STORED DATA:
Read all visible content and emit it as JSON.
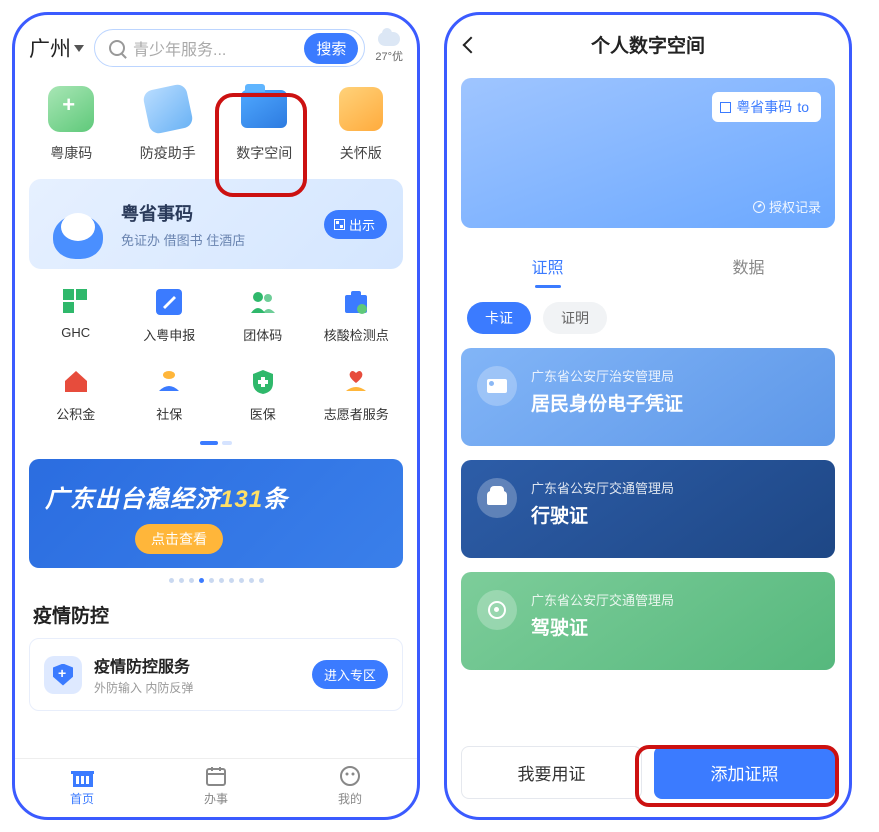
{
  "left": {
    "city": "广州",
    "search_placeholder": "青少年服务...",
    "search_button": "搜索",
    "weather": "27°优",
    "quick_items": [
      {
        "label": "粤康码"
      },
      {
        "label": "防疫助手"
      },
      {
        "label": "数字空间"
      },
      {
        "label": "关怀版"
      }
    ],
    "banner": {
      "title": "粤省事码",
      "subtitle": "免证办 借图书 住酒店",
      "button": "出示"
    },
    "grid": [
      {
        "label": "GHC"
      },
      {
        "label": "入粤申报"
      },
      {
        "label": "团体码"
      },
      {
        "label": "核酸检测点"
      },
      {
        "label": "公积金"
      },
      {
        "label": "社保"
      },
      {
        "label": "医保"
      },
      {
        "label": "志愿者服务"
      }
    ],
    "promo": {
      "title_pre": "广东出台稳经济",
      "title_num": "131",
      "title_post": "条",
      "button": "点击查看"
    },
    "section_title": "疫情防控",
    "service": {
      "title": "疫情防控服务",
      "subtitle": "外防输入 内防反弹",
      "button": "进入专区"
    },
    "tabs": [
      {
        "label": "首页",
        "active": true
      },
      {
        "label": "办事",
        "active": false
      },
      {
        "label": "我的",
        "active": false
      }
    ]
  },
  "right": {
    "title": "个人数字空间",
    "hero_badge": "粤省事码",
    "hero_auth": "授权记录",
    "tabs": [
      {
        "label": "证照",
        "active": true
      },
      {
        "label": "数据",
        "active": false
      }
    ],
    "chips": [
      {
        "label": "卡证",
        "active": true
      },
      {
        "label": "证明",
        "active": false
      }
    ],
    "certs": [
      {
        "dept": "广东省公安厅治安管理局",
        "name": "居民身份电子凭证"
      },
      {
        "dept": "广东省公安厅交通管理局",
        "name": "行驶证"
      },
      {
        "dept": "广东省公安厅交通管理局",
        "name": "驾驶证"
      }
    ],
    "actions": {
      "use": "我要用证",
      "add": "添加证照"
    }
  }
}
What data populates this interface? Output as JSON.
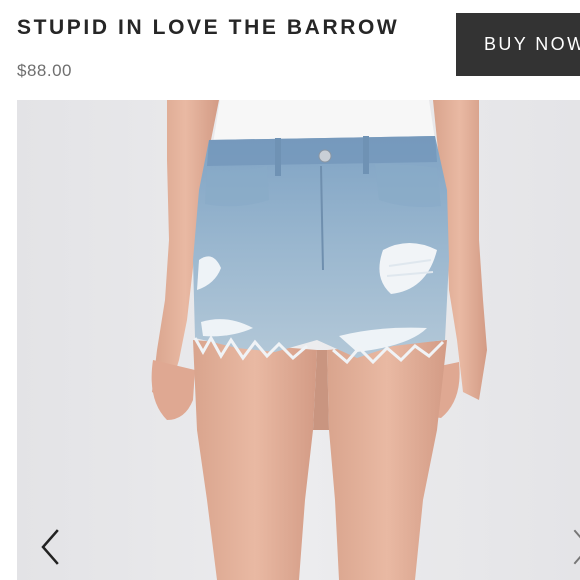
{
  "product": {
    "title": "STUPID IN LOVE THE BARROW",
    "price": "$88.00"
  },
  "actions": {
    "buy_label": "BUY NOW"
  },
  "gallery": {
    "image_description_icon": "denim-shorts-photo",
    "prev_icon": "chevron-left-icon",
    "next_icon": "chevron-right-icon"
  },
  "colors": {
    "title": "#262626",
    "price": "#6f6f6f",
    "button_bg": "#333333",
    "button_text": "#ffffff",
    "photo_bg": "#e6e6e8",
    "denim": "#8fb0cc"
  }
}
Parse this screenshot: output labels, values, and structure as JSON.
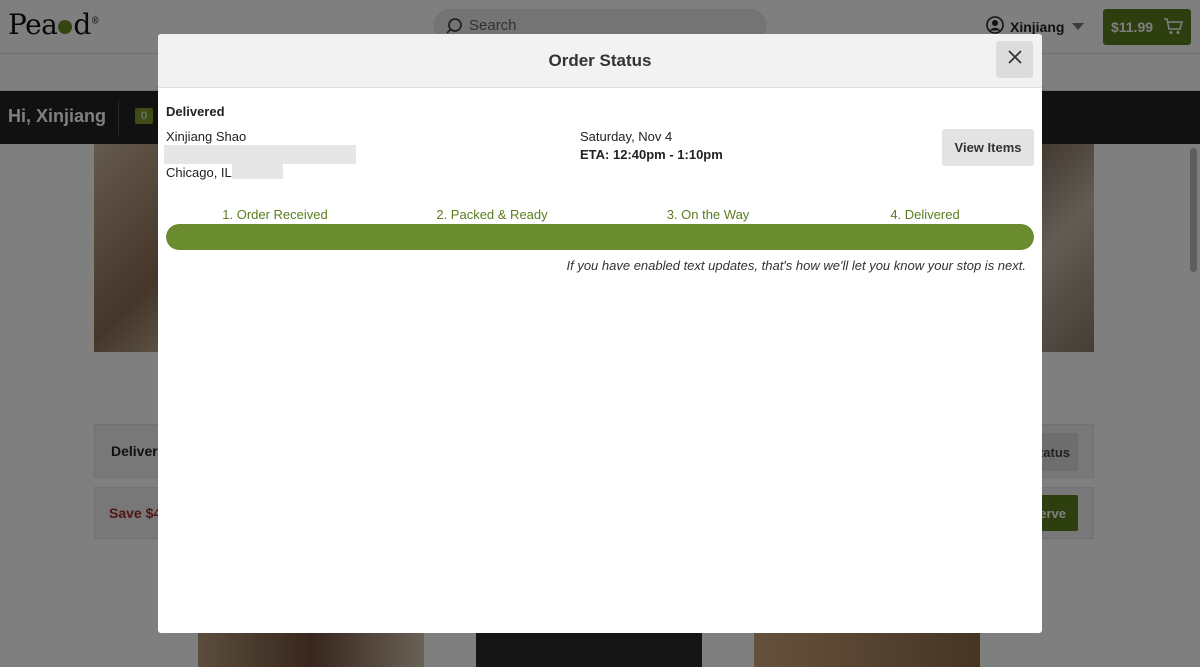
{
  "app": {
    "brand": "Peapod",
    "search_placeholder": "Search",
    "account_name": "Xinjiang",
    "cart_total": "$11.99"
  },
  "greeting": {
    "text": "Hi, Xinjiang",
    "badge": "0"
  },
  "background_rows": {
    "row1_label": "Delivere",
    "row1_button": "tatus",
    "row2_label": "Save $4",
    "row2_button": "erve"
  },
  "modal": {
    "title": "Order Status",
    "close_icon": "close-icon",
    "status": "Delivered",
    "customer_name": "Xinjiang Shao",
    "city": "Chicago, IL",
    "delivery_date": "Saturday, Nov 4",
    "eta": "ETA: 12:40pm - 1:10pm",
    "view_items_label": "View Items",
    "steps": [
      {
        "label": "1. Order Received"
      },
      {
        "label": "2. Packed & Ready"
      },
      {
        "label": "3. On the Way"
      },
      {
        "label": "4. Delivered"
      }
    ],
    "progress_fraction": 1.0,
    "note": "If you have enabled text updates, that's how we'll let you know your stop is next."
  },
  "colors": {
    "brand_green": "#5b7d1f",
    "progress_green": "#6a8c2f",
    "overlay": "rgba(0,0,0,0.5)"
  }
}
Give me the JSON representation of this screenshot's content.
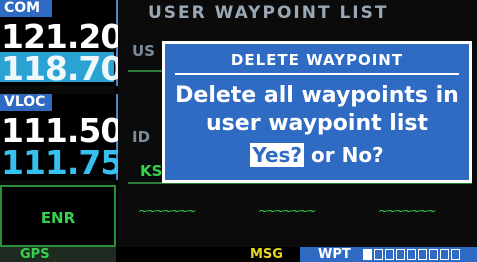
{
  "com": {
    "tag": "COM",
    "active_freq": "121.200",
    "standby_freq": "118.700"
  },
  "vloc": {
    "tag": "VLOC",
    "active_freq": "111.50",
    "standby_freq": "111.75"
  },
  "nav_mode": "ENR",
  "background_page": {
    "title": "USER WAYPOINT LIST",
    "partial_us": "US",
    "partial_id": "ID",
    "partial_ks": "KS"
  },
  "dialog": {
    "title": "DELETE WAYPOINT",
    "message_line1": "Delete all waypoints in",
    "message_line2": "user waypoint list",
    "yes_label": "Yes?",
    "or_label": "or",
    "no_label": "No?"
  },
  "bottom_bar": {
    "mode": "GPS",
    "msg": "MSG",
    "page_group": "WPT"
  },
  "colors": {
    "accent_blue": "#2f6bc2",
    "nav_green": "#37d24d",
    "msg_yellow": "#e8d623",
    "standby_cyan": "#35c0ef"
  }
}
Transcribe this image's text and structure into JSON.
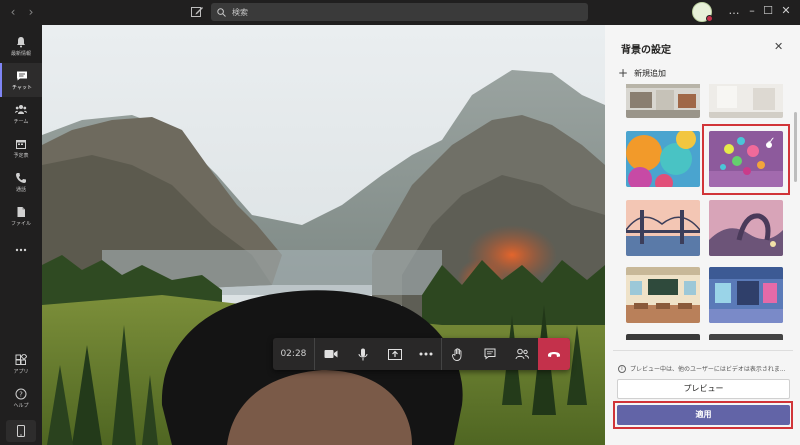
{
  "titlebar": {
    "back_icon": "chevron-left-icon",
    "forward_icon": "chevron-right-icon",
    "compose_icon": "compose-icon",
    "search_placeholder": "検索",
    "window_buttons": [
      "…",
      "–",
      "☐",
      "✕"
    ]
  },
  "rail": {
    "items": [
      {
        "label": "最新情報",
        "icon": "bell-icon",
        "active": false
      },
      {
        "label": "チャット",
        "icon": "chat-icon",
        "active": true
      },
      {
        "label": "チーム",
        "icon": "teams-icon",
        "active": false
      },
      {
        "label": "予定表",
        "icon": "calendar-icon",
        "active": false
      },
      {
        "label": "通話",
        "icon": "phone-icon",
        "active": false
      },
      {
        "label": "ファイル",
        "icon": "file-icon",
        "active": false
      },
      {
        "label": "",
        "icon": "more-icon",
        "active": false
      }
    ],
    "bottom": [
      {
        "label": "アプリ",
        "icon": "apps-icon"
      },
      {
        "label": "ヘルプ",
        "icon": "help-icon"
      }
    ]
  },
  "callbar": {
    "timer": "02:28"
  },
  "panel": {
    "title": "背景の設定",
    "add_new": "新規追加",
    "notice": "プレビュー中は、他のユーザーにはビデオは表示されま...",
    "preview_label": "プレビュー",
    "apply_label": "適用"
  },
  "colors": {
    "accent": "#6264a7",
    "hangup": "#c4314b",
    "highlight": "#d13438"
  }
}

WORK INSTRUCTIONS: From the records above, pull out each line that has "Order".

ANSWER BELOW:
    "title": "Order Status",
        "label": "1. Order Received"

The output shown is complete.